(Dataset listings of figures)
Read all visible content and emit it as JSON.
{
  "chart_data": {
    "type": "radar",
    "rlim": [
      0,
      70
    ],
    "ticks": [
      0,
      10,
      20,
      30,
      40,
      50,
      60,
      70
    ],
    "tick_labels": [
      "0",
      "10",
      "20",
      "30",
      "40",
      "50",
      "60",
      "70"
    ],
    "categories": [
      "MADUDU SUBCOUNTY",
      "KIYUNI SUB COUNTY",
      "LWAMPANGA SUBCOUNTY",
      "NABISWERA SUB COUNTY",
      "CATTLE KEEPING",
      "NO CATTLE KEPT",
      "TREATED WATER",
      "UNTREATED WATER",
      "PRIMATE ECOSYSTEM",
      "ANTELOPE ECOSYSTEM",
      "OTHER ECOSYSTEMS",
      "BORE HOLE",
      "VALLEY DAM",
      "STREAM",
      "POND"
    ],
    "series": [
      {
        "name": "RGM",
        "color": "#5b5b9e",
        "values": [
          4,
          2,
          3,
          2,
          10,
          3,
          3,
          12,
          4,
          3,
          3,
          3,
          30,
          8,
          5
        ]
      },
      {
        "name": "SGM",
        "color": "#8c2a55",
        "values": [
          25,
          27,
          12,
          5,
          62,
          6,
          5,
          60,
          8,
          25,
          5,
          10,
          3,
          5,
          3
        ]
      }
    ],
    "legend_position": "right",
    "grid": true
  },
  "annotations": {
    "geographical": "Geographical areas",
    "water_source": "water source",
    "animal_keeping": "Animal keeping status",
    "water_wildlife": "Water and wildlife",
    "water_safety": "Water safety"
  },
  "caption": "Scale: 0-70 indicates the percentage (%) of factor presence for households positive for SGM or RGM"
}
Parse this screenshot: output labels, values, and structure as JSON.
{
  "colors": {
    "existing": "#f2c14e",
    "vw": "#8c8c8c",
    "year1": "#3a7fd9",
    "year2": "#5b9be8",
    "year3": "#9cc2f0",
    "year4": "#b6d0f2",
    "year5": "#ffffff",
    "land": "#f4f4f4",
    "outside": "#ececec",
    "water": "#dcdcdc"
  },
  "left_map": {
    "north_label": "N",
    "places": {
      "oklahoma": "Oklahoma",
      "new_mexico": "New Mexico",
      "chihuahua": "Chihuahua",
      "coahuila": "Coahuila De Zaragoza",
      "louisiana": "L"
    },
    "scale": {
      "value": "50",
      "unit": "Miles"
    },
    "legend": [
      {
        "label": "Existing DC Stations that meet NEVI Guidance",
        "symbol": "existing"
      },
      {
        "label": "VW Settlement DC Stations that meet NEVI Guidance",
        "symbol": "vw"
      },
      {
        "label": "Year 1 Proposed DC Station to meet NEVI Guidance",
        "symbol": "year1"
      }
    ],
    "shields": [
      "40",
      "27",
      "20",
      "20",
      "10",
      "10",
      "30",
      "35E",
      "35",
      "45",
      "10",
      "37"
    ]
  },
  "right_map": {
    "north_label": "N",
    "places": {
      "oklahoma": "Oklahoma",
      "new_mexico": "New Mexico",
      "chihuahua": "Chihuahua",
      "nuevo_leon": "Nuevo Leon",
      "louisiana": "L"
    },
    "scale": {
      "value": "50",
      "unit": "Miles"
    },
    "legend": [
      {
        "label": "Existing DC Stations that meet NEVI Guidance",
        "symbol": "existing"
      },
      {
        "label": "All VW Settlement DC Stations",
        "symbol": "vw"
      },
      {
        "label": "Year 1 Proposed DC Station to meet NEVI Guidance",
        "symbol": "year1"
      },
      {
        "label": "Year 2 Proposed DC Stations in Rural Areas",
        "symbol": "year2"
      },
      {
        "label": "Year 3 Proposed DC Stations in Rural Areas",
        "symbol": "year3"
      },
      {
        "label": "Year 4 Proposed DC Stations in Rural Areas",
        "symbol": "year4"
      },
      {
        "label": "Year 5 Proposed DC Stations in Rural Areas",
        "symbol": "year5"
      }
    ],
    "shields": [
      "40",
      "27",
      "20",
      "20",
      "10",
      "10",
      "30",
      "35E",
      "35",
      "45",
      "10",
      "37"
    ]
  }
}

---

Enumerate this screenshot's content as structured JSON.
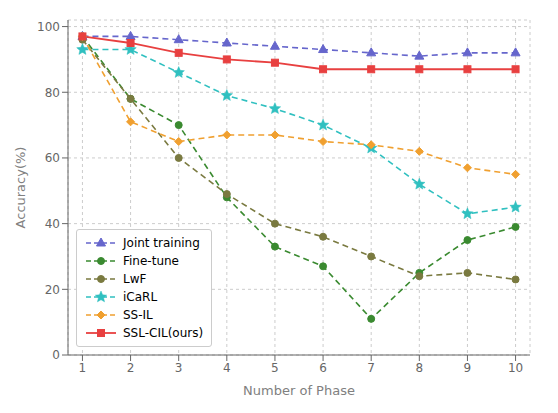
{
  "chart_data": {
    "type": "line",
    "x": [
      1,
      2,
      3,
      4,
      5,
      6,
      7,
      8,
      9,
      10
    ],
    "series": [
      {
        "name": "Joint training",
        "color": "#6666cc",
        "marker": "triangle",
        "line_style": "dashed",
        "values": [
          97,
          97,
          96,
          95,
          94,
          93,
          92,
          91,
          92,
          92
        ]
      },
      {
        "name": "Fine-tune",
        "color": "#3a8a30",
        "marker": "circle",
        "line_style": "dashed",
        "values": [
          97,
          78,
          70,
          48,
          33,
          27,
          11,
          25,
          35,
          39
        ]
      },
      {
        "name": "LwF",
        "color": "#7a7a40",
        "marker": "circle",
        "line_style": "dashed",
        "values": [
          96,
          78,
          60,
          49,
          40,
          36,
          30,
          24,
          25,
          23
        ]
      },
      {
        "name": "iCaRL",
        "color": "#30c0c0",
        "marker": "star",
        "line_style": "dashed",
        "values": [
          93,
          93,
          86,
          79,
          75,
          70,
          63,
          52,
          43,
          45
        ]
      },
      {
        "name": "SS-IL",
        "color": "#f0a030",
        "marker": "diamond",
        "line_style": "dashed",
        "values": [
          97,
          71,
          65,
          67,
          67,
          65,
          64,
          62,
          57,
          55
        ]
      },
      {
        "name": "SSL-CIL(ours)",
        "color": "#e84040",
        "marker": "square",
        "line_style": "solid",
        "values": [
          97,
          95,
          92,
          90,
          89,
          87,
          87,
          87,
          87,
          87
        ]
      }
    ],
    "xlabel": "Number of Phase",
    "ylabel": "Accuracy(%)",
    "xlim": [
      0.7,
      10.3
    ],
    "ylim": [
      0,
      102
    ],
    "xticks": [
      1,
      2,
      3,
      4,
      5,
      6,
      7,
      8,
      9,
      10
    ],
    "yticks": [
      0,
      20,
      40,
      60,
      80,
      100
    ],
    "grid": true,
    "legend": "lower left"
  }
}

### Requirement
Give the count of lines holding the word "marker", with no other words.

### Exercise solution
6